(ЗАДАНИЯ)
[a] Изложите в виде краткого списка абзац из фрагмента документа, начинающийся словами «Вместе с тем в культуре», и сохраните его основные факты.
[b] Рост какого села, согласно фрагменту документа, ограничила своим проклятием Феврония в одном из вариантов легенды о Петре и Февронии Муромских?

(ФРАГМЕНТ ДОКУМЕНТА)
┌────────

Вместе с тем в культуре сплошь и рядом возникают ситуации, когда нарушение установленных границ необходимо, хотя бы потому, что в интересах социума или культуры в целом требуется предусмотренное преодоление наложенных ограничений. В быту такие ограничения чаще всего носят характер запретов: например, календарные, связанные со временем суток или днем недели; возрастные; половые; связанные с социальным статусом; корпоративные; религиозные; производственные – и этот список также далеко не полон. Иногда запреты – границы - могут налагаться табуированием или даже проклятиями, как в одном из вариантов легенды о Петре и Февронии Муромских, где «Феврония своим проклятием… накладывает ограничение на рост села Ласкова во времени и в пространстве: “Ни болить вам и ни менеть”».10 Н. Трушкинауказывает, что такое «застывание на некоей границе, отсутствие развития (в любую сторону) в традиционном сознании воспринимается как проклятие».11 Подобное ограничение-проклятие есть и в античном тексте «Херсонесской присяги», где одна из кар, призываемая на голову предателей, заключается в том, «чтобы их женщины не рожали прекрасных детей».

└────────

Сохранённые записи:
┌────────

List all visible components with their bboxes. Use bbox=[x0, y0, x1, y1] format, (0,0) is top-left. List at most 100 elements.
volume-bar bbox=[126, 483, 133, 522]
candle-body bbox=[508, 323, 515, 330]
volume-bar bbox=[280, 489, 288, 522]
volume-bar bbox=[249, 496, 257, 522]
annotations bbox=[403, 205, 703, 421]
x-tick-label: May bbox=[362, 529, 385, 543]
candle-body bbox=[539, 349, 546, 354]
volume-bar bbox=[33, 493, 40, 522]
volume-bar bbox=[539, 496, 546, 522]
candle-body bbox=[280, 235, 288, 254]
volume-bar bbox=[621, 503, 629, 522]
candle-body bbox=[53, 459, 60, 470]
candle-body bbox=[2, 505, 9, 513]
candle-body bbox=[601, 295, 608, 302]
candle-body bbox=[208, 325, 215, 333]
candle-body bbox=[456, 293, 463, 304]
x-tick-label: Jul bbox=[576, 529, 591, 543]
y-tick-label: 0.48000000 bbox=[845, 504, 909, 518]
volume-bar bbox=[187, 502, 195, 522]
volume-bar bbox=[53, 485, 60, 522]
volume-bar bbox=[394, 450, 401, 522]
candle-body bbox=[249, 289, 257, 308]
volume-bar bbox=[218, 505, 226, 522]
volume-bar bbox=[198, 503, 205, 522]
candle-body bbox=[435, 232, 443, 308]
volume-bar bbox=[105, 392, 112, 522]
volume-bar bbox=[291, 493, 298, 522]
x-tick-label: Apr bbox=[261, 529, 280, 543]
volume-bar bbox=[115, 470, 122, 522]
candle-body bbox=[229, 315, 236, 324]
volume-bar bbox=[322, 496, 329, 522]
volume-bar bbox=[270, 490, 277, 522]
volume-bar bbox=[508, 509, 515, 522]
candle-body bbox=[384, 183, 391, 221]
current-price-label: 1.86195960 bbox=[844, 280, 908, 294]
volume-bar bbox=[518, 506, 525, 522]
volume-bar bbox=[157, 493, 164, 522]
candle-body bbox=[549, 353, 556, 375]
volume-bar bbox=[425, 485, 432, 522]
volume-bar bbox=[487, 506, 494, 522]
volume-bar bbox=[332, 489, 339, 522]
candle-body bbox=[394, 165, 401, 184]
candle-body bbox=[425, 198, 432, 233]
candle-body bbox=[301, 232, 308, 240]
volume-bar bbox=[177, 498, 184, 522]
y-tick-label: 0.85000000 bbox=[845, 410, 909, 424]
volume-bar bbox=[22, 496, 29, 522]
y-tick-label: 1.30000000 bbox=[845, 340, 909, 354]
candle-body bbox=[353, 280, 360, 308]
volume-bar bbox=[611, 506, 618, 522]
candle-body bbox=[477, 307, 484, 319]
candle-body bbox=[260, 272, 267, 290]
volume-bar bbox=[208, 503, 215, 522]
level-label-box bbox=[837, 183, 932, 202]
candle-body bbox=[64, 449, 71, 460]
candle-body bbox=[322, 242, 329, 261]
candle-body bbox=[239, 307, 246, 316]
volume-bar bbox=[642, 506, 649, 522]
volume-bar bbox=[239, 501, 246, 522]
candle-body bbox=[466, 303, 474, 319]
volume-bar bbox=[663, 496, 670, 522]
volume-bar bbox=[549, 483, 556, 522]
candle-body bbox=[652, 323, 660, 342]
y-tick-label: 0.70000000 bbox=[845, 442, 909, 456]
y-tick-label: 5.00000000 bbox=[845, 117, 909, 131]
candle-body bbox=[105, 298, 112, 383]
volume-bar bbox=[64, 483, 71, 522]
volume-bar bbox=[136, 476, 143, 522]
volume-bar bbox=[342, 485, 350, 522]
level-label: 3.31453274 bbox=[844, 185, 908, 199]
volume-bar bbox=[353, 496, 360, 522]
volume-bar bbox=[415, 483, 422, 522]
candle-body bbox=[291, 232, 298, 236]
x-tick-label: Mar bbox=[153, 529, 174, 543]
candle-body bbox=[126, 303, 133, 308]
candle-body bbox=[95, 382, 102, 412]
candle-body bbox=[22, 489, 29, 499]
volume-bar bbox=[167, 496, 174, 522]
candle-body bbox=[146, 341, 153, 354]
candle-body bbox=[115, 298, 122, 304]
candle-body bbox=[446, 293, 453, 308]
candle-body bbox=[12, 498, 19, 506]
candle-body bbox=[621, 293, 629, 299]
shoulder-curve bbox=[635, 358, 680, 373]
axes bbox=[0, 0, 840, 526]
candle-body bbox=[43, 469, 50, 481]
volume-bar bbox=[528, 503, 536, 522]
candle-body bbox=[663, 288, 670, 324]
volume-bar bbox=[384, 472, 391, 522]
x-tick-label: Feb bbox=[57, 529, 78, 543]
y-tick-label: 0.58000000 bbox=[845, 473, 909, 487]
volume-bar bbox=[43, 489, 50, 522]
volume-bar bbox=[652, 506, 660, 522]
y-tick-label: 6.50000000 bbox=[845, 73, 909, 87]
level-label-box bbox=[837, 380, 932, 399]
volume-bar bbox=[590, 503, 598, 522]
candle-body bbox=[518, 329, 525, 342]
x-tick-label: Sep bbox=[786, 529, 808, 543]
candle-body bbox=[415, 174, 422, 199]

└────────

(ОТВЕТЫ ПО ПОРЯДКУ)
[a]
- В культуре часто возникают ситуации, когда нарушать установленные границы необходимо в интересах социума или культуры в целом.
- В быту такие ограничения обычно выступают как запреты. Они бывают календарными (по времени суток или дню недели), возрастными, половыми, связанными с социальным статусом, корпоративными, религиозными и производственными. Этот перечень далеко не полон.
- Запреты-границы иногда налагаются табуированием или проклятиями. Так, в одном из вариантов легенды о Петре и Февронии Муромских Феврония проклятием ограничивает рост села Ласкова во времени и в пространстве.
- По мнению Н. Трушкиной, традиционное сознание воспринимает застывание на границе и отсутствие развития как проклятие.
- Похожее ограничение-проклятие есть в античной «Херсонесской присяге». Одна из кар, которые она призывает на предателей, состоит в том, «чтобы их женщины не рожали прекрасных детей».

[b] Рост села Ласкова.